**Work to complete:** Rewrite the rows from the start through the line containing "The field of view FOV is at (149, 160).", replacing "elevation angle estimating device" with "elevation angle measuring device" and leaving everything else unchanged. Omit the pictures.

**Dataset excerpts:**
--- --- ---

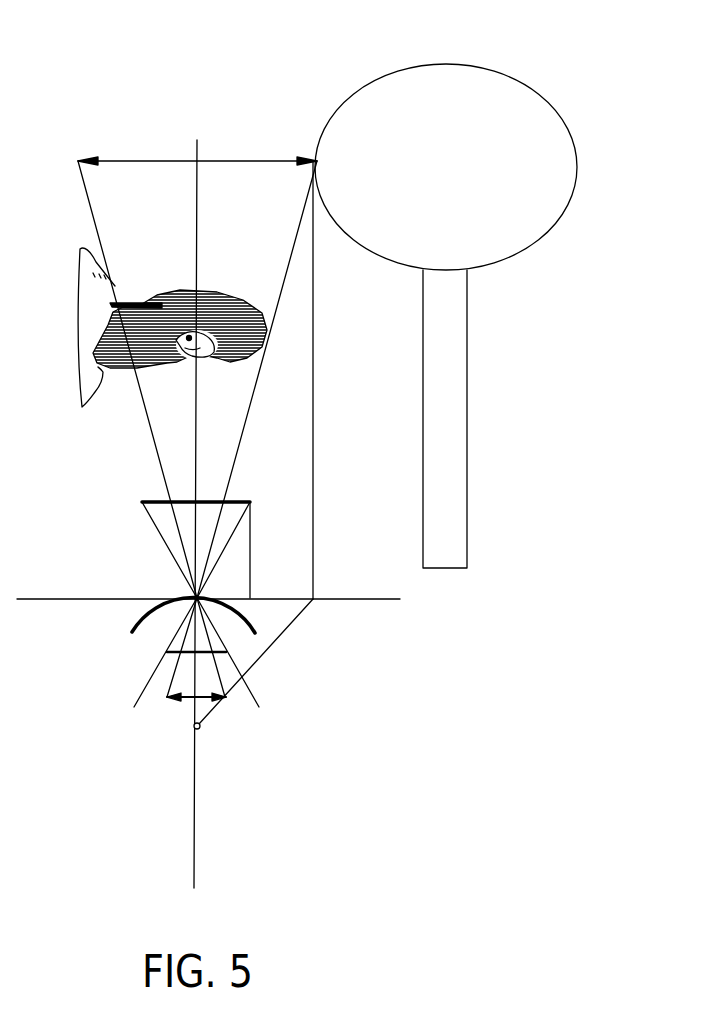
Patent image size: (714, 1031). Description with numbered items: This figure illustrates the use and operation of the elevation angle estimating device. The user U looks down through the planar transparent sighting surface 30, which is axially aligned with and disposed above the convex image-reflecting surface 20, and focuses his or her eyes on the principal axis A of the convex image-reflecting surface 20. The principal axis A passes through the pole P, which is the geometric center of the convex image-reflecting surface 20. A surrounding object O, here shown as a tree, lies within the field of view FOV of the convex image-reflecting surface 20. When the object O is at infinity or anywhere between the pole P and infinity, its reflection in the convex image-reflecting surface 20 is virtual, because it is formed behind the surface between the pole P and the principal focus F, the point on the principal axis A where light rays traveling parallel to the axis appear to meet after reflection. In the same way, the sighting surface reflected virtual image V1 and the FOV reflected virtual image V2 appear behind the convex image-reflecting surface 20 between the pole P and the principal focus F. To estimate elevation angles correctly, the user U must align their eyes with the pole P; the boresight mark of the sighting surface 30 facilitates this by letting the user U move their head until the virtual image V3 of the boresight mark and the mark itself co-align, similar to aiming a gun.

The object O is at (500, 68).
The field of view FOV is at (149, 160).
The user U is at (215, 292).
The principal axis A is at (196, 447).
The planar transparent sighting surface 30 is at (143, 501).
The convex image-reflecting surface 20 is at (150, 599).
The pole P is at (196, 598).
The sighting surface reflected virtual image V1 is at (226, 652).
The FOV reflected virtual image V2 is at (226, 698).
The virtual image of the boresight mark V3 is at (165, 664).
The principal focus F is at (202, 728).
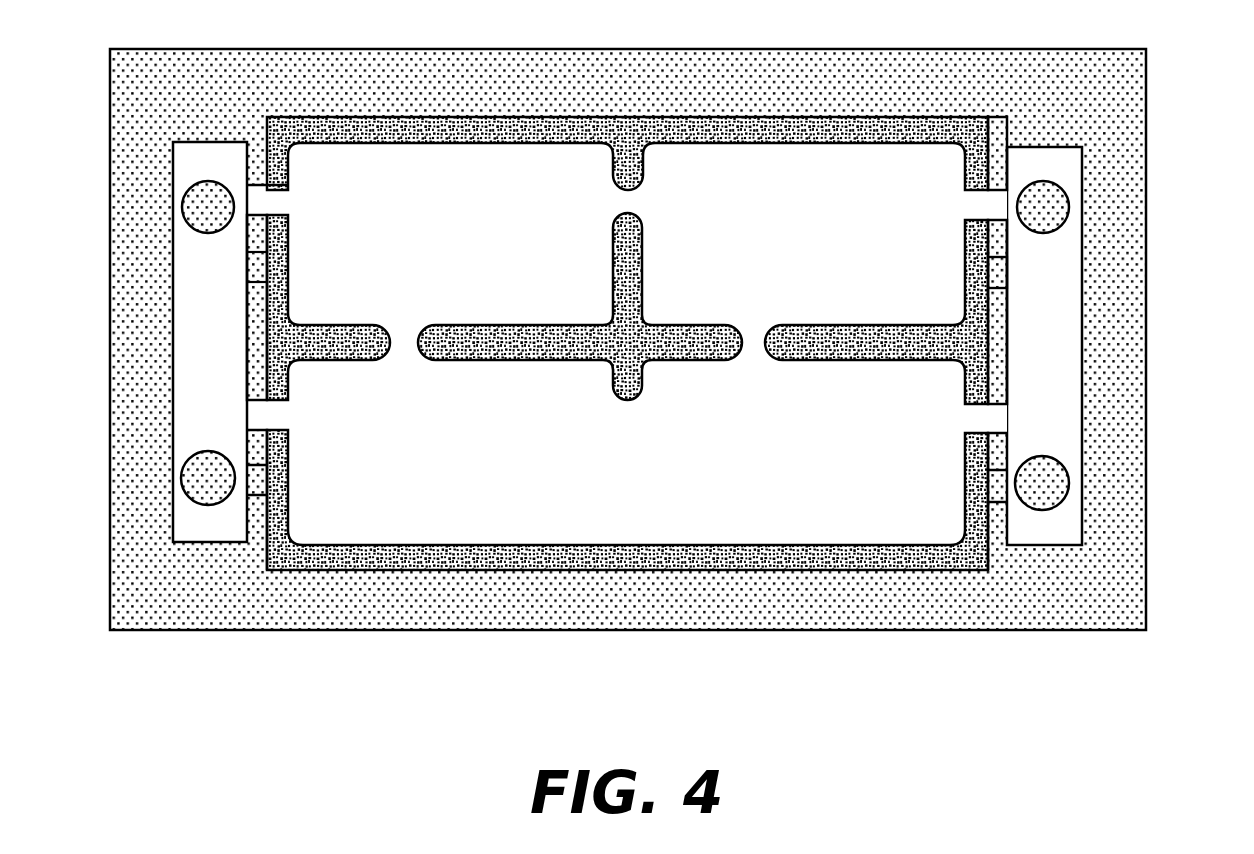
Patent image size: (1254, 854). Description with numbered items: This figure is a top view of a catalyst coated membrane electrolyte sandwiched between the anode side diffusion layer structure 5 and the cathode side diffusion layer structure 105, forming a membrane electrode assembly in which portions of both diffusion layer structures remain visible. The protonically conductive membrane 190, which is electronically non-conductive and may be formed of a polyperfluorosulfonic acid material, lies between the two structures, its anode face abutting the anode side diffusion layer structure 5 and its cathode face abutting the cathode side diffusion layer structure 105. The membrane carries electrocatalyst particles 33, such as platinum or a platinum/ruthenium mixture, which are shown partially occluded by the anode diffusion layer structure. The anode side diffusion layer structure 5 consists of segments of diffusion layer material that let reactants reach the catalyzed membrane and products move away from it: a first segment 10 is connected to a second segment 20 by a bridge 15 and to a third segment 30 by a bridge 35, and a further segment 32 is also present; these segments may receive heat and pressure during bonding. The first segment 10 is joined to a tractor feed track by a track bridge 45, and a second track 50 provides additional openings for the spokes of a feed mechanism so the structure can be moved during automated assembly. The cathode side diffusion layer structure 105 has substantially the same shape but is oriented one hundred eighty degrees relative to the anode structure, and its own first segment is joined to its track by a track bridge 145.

The anode side diffusion layer structure 5 is at (842, 498).
The first segment 10 is at (815, 252).
The bridge 15 is at (750, 345).
The second segment 20 is at (815, 460).
The third segment 30 is at (470, 249).
The segment 32 is at (470, 457).
The electrocatalyst particles 33 is at (426, 118).
The bridge 35 is at (628, 202).
The track bridge 45 is at (993, 205).
The second track 50 is at (230, 348).
The cathode side diffusion layer structure 105 is at (1003, 284).
The track bridge 145 is at (1003, 265).
The protonically conductive membrane 190 is at (567, 592).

--- --- ---

**Task output:**
Patent image size: (714, 1031). Description with numbered items: This figure illustrates the use and operation of the elevation angle measuring device. The user U looks down through the planar transparent sighting surface 30, which is axially aligned with and disposed above the convex image-reflecting surface 20, and focuses his or her eyes on the principal axis A of the convex image-reflecting surface 20. The principal axis A passes through the pole P, which is the geometric center of the convex image-reflecting surface 20. A surrounding object O, here shown as a tree, lies within the field of view FOV of the convex image-reflecting surface 20. When the object O is at infinity or anywhere between the pole P and infinity, its reflection in the convex image-reflecting surface 20 is virtual, because it is formed behind the surface between the pole P and the principal focus F, the point on the principal axis A where light rays traveling parallel to the axis appear to meet after reflection. In the same way, the sighting surface reflected virtual image V1 and the FOV reflected virtual image V2 appear behind the convex image-reflecting surface 20 between the pole P and the principal focus F. To estimate elevation angles correctly, the user U must align their eyes with the pole P; the boresight mark of the sighting surface 30 facilitates this by letting the user U move their head until the virtual image V3 of the boresight mark and the mark itself co-align, similar to aiming a gun.

The object O is at (500, 68).
The field of view FOV is at (149, 160).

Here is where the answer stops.